- [REQUIREMENT]:
Locate each line in the records containing "surface". Copy it.

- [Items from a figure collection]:

--

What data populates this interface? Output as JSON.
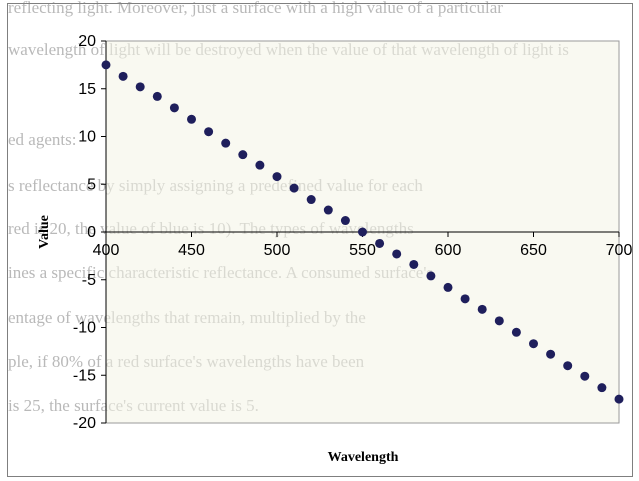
{
  "background_text": [
    "reflecting light. Moreover, just a surface with a high value of a particular",
    "wavelength of light will be destroyed when the value of that wavelength of light is",
    "",
    "ed agents:",
    "s reflectance by simply assigning a predefined value for each",
    "red is 20, the value of blue is 10). The types of wavelengths",
    "ines a specific characteristic reflectance. A consumed surface's",
    "entage of wavelengths that remain, multiplied by the",
    "ple, if 80% of a red surface's wavelengths have been",
    "is 25, the surface's current value is 5."
  ],
  "chart_data": {
    "type": "scatter",
    "title": "",
    "xlabel": "Wavelength",
    "ylabel": "Value",
    "xlim": [
      400,
      700
    ],
    "ylim": [
      -20,
      20
    ],
    "x_ticks": [
      400,
      450,
      500,
      550,
      600,
      650,
      700
    ],
    "y_ticks": [
      20,
      15,
      10,
      5,
      0,
      -5,
      -10,
      -15,
      -20
    ],
    "grid": false,
    "legend": "none",
    "marker_color": "#1f1f5c",
    "plot_background": "#f4f4e6",
    "series": [
      {
        "x": [
          400,
          410,
          420,
          430,
          440,
          450,
          460,
          470,
          480,
          490,
          500,
          510,
          520,
          530,
          540,
          550,
          560,
          570,
          580,
          590,
          600,
          610,
          620,
          630,
          640,
          650,
          660,
          670,
          680,
          690,
          700
        ],
        "y": [
          17.5,
          16.3,
          15.2,
          14.2,
          13.0,
          11.8,
          10.5,
          9.3,
          8.1,
          7.0,
          5.8,
          4.6,
          3.4,
          2.3,
          1.2,
          0.0,
          -1.2,
          -2.3,
          -3.4,
          -4.6,
          -5.8,
          -7.0,
          -8.1,
          -9.3,
          -10.5,
          -11.7,
          -12.8,
          -14.0,
          -15.1,
          -16.3,
          -17.5
        ]
      }
    ]
  }
}
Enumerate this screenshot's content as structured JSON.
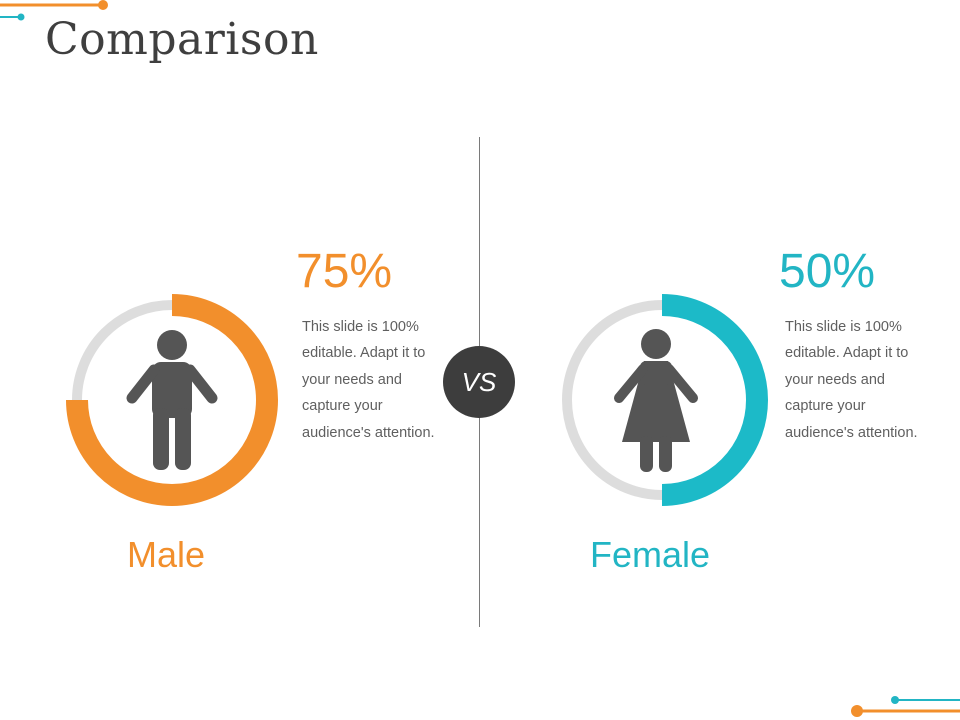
{
  "slide": {
    "title": "Comparison"
  },
  "vs_label": "VS",
  "colors": {
    "male_accent": "#f28f2c",
    "female_accent": "#1cbac8",
    "ring_track": "#dddddd",
    "icon": "#555555",
    "vs_badge": "#3d3d3d"
  },
  "male": {
    "label": "Male",
    "percent_text": "75%",
    "percent_value": 75,
    "icon": "male-person-icon",
    "description_lines": [
      "This slide is 100%",
      "editable. Adapt it to",
      "your needs and",
      "capture your",
      "audience's attention."
    ]
  },
  "female": {
    "label": "Female",
    "percent_text": "50%",
    "percent_value": 50,
    "icon": "female-person-icon",
    "description_lines": [
      "This slide is 100%",
      "editable. Adapt it to",
      "your needs and",
      "capture your",
      "audience's attention."
    ]
  }
}
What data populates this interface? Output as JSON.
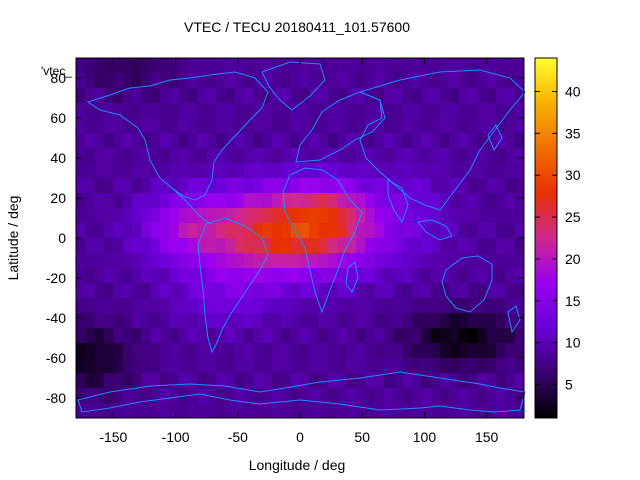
{
  "chart_data": {
    "type": "heatmap",
    "title": "VTEC / TECU 20180411_101.57600",
    "key_label": "'vtec_",
    "xlabel": "Longitude / deg",
    "ylabel": "Latitude / deg",
    "xlim": [
      -180,
      180
    ],
    "ylim": [
      -90,
      90
    ],
    "xticks": [
      -150,
      -100,
      -50,
      0,
      50,
      100,
      150
    ],
    "yticks": [
      -80,
      -60,
      -40,
      -20,
      0,
      20,
      40,
      60,
      80
    ],
    "colorbar": {
      "range": [
        1,
        44
      ],
      "ticks": [
        5,
        10,
        15,
        20,
        25,
        30,
        35,
        40
      ],
      "palette": [
        "#000000",
        "#3a0070",
        "#6a00d8",
        "#9a00f0",
        "#d02890",
        "#e83000",
        "#f07000",
        "#f8b000",
        "#ffff30"
      ]
    },
    "field": {
      "background_tec": 8.5,
      "features": [
        {
          "lon": -10,
          "lat": 3,
          "slon": 52,
          "slat": 15,
          "amp": 20
        },
        {
          "lon": -95,
          "lat": 6,
          "slon": 22,
          "slat": 11,
          "amp": 6
        },
        {
          "lon": 25,
          "lat": 15,
          "slon": 22,
          "slat": 10,
          "amp": 6
        },
        {
          "lon": -60,
          "lat": -28,
          "slon": 28,
          "slat": 12,
          "amp": 4
        },
        {
          "lon": 130,
          "lat": -50,
          "slon": 30,
          "slat": 10,
          "amp": -7
        },
        {
          "lon": -170,
          "lat": -60,
          "slon": 25,
          "slat": 12,
          "amp": -6
        },
        {
          "lon": -140,
          "lat": 85,
          "slon": 30,
          "slat": 10,
          "amp": -3
        },
        {
          "lon": 90,
          "lat": 20,
          "slon": 25,
          "slat": 15,
          "amp": 2
        }
      ]
    },
    "coastline_color": "#1f8cff"
  }
}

--

- [EXERCISE RESULT]:
    "reflecting light. Moreover, just a surface with a high value of a particular",
    "ines a specific characteristic reflectance. A consumed surface's",
    "ple, if 80% of a red surface's wavelengths have been",
    "is 25, the surface's current value is 5."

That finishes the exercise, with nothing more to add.